+++ Passage to read

PHOENIX _ While studying in his native Mexico to become an architect, Jose used a tourist visa to enter the U.S. to buy equipment for his father’s industrial maintenance business.

The visa expired in 2004, but Jose remains in Phoenix, remodeling houses making as much in a week here as he would in a month as an architect back home. He said remaining illegally was an easy decision after he had his first child with a woman in the U.S.

“I felt that I had no choice but to stay and support my family,” he said.

Guadalupe, who came here with his wife and two sons using tourist visas, earned twice as much as an engineer in Mexico than he does as a retail store supervisor in the East Valley. But he said the idea of escaping the crime and violence in his native country was too appealing, and they’ve been in the U.S. since 2006.

“Once I was here, I realized there were greater opportunities for me and my family, and I no longer feared for our safety,” he said.

While the term illegal immigration often evokes images of people eluding authorities at the border, a large share of those in the country illegally are people who came on tourist, student and work visas and simply stayed.

U.S. officials say the sheer number of people who stay after their visas expire _ an estimated 300,000 a year _ along with record-keeping and manpower constraints make it impossible to track every person with a story like Jose’s and Guadalupe’s.

Cronkite News Service agreed to identify both men only by their first names to protect their identities.

The Scope

The Pew Hispanic Center, a research group that studies issues, attitudes and trends among the Hispanic population, estimated in 2006 that almost half of the 10.8 million illegal immigrants in the U.S. came here with visas and stayed after they expired.

The U.S. Department of Homeland Security, which has cited the Pew report, estimated that as of 2000 those who overstayed visas accounted for one-third of all illegal immigrants. A 2003 U.S. Government Accountability Office report said that estimate was almost certainly too low.

Evelyn Cruz, an immigration law professor at Arizona State University, said the large percentage of immigrants who stay after their visas expire illustrates an incomplete approach to combating illegal immigration.

++++++
+++ Entries

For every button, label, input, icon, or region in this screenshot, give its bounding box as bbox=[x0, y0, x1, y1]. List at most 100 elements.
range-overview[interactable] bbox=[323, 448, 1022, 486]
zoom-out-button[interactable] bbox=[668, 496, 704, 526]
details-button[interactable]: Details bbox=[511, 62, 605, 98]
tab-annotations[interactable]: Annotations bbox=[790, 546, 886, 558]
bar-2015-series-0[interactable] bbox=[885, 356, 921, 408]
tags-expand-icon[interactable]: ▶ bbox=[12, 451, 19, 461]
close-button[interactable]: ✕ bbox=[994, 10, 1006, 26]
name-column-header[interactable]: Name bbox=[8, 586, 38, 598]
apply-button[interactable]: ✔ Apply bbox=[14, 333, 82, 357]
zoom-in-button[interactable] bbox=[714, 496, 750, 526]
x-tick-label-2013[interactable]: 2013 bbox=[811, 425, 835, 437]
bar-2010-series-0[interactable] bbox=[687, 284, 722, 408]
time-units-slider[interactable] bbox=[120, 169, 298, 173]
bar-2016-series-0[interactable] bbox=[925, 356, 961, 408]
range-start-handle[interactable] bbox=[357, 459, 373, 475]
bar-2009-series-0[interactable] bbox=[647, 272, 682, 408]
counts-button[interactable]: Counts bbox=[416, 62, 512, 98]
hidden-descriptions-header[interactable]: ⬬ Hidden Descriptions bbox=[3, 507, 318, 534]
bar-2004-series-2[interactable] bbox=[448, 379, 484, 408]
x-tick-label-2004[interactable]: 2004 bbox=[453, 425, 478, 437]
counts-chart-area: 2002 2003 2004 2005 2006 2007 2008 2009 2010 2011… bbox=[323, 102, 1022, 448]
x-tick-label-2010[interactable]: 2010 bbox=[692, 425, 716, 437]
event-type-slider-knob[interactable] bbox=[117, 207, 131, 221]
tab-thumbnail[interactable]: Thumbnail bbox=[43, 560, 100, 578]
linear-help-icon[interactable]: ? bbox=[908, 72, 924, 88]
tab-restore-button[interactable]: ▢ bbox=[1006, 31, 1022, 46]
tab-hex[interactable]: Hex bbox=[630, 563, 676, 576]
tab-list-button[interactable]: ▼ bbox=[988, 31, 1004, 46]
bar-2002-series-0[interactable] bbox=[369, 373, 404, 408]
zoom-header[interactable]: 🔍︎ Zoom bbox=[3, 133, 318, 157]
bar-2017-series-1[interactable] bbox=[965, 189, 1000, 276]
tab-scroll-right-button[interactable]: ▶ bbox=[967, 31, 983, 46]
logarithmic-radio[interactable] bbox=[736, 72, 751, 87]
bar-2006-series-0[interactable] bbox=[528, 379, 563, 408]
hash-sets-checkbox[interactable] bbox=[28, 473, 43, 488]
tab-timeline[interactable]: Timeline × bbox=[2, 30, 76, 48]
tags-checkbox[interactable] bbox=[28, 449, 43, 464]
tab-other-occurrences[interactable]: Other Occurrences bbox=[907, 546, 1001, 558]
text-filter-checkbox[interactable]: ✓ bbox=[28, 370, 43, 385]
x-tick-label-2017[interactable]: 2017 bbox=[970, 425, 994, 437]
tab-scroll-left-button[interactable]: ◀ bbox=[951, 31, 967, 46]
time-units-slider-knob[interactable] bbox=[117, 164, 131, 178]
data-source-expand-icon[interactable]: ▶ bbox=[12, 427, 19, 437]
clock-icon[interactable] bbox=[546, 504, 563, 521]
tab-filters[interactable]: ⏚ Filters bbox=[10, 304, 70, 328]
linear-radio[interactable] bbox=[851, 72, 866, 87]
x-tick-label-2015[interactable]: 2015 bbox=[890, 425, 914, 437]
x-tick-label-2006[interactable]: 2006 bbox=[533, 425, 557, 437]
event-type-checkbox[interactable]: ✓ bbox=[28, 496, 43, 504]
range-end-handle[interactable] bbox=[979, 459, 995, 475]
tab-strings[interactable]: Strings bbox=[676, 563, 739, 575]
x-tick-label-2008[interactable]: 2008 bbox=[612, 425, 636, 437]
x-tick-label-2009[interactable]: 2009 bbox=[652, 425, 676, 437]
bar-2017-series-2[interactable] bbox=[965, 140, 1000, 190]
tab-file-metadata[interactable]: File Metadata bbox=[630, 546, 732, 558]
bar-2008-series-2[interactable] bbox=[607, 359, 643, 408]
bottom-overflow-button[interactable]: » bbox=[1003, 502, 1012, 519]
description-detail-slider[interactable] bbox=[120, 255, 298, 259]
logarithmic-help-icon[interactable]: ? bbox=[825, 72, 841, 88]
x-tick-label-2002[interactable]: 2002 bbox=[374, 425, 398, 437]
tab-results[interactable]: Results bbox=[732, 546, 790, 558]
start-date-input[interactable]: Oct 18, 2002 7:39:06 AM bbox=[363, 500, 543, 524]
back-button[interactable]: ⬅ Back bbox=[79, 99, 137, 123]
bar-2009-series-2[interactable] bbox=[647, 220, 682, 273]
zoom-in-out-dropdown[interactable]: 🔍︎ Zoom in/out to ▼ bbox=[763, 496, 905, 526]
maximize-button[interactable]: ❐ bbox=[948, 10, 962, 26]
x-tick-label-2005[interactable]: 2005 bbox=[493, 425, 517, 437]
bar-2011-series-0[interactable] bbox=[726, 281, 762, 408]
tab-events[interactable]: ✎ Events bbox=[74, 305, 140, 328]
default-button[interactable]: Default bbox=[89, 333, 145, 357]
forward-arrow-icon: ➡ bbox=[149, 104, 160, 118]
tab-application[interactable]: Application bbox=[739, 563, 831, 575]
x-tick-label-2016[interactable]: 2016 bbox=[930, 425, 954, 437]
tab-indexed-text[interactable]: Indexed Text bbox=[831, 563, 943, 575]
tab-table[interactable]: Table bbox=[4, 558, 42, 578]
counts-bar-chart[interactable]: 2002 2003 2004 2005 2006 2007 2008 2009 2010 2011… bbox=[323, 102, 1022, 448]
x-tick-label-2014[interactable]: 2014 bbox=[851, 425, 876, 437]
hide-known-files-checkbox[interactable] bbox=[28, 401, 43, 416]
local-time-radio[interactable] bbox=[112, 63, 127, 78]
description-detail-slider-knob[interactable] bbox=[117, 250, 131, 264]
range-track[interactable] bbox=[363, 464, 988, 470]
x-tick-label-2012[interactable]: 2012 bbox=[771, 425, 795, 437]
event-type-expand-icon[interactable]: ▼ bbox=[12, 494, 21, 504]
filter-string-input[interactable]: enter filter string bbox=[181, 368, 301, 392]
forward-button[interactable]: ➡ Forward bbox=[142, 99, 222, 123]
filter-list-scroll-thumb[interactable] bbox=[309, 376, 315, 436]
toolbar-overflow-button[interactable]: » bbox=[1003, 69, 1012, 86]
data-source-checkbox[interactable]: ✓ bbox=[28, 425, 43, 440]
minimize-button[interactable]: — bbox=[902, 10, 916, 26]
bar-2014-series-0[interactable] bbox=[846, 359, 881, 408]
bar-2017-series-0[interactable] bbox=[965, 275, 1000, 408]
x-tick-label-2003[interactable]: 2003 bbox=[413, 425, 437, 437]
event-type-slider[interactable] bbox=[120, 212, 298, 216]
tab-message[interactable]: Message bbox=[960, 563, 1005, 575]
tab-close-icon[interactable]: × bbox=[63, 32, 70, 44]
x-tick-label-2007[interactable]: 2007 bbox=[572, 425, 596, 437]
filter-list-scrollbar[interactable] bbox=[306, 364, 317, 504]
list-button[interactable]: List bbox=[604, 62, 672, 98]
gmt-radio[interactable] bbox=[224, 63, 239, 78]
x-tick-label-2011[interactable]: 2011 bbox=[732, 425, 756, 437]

++++++

Written instruction: From the article on visa overstays, write out word for word the part that begins with the words containing "U.S. officials say" and ends with "after they expired.".

Answer to the problem:
U.S. officials say the sheer number of people who stay after their visas expire _ an estimated 300,000 a year _ along with record-keeping and manpower constraints make it impossible to track every person with a story like Jose’s and Guadalupe’s.

Cronkite News Service agreed to identify both men only by their first names to protect their identities.

The Scope

The Pew Hispanic Center, a research group that studies issues, attitudes and trends among the Hispanic population, estimated in 2006 that almost half of the 10.8 million illegal immigrants in the U.S. came here with visas and stayed after they expired.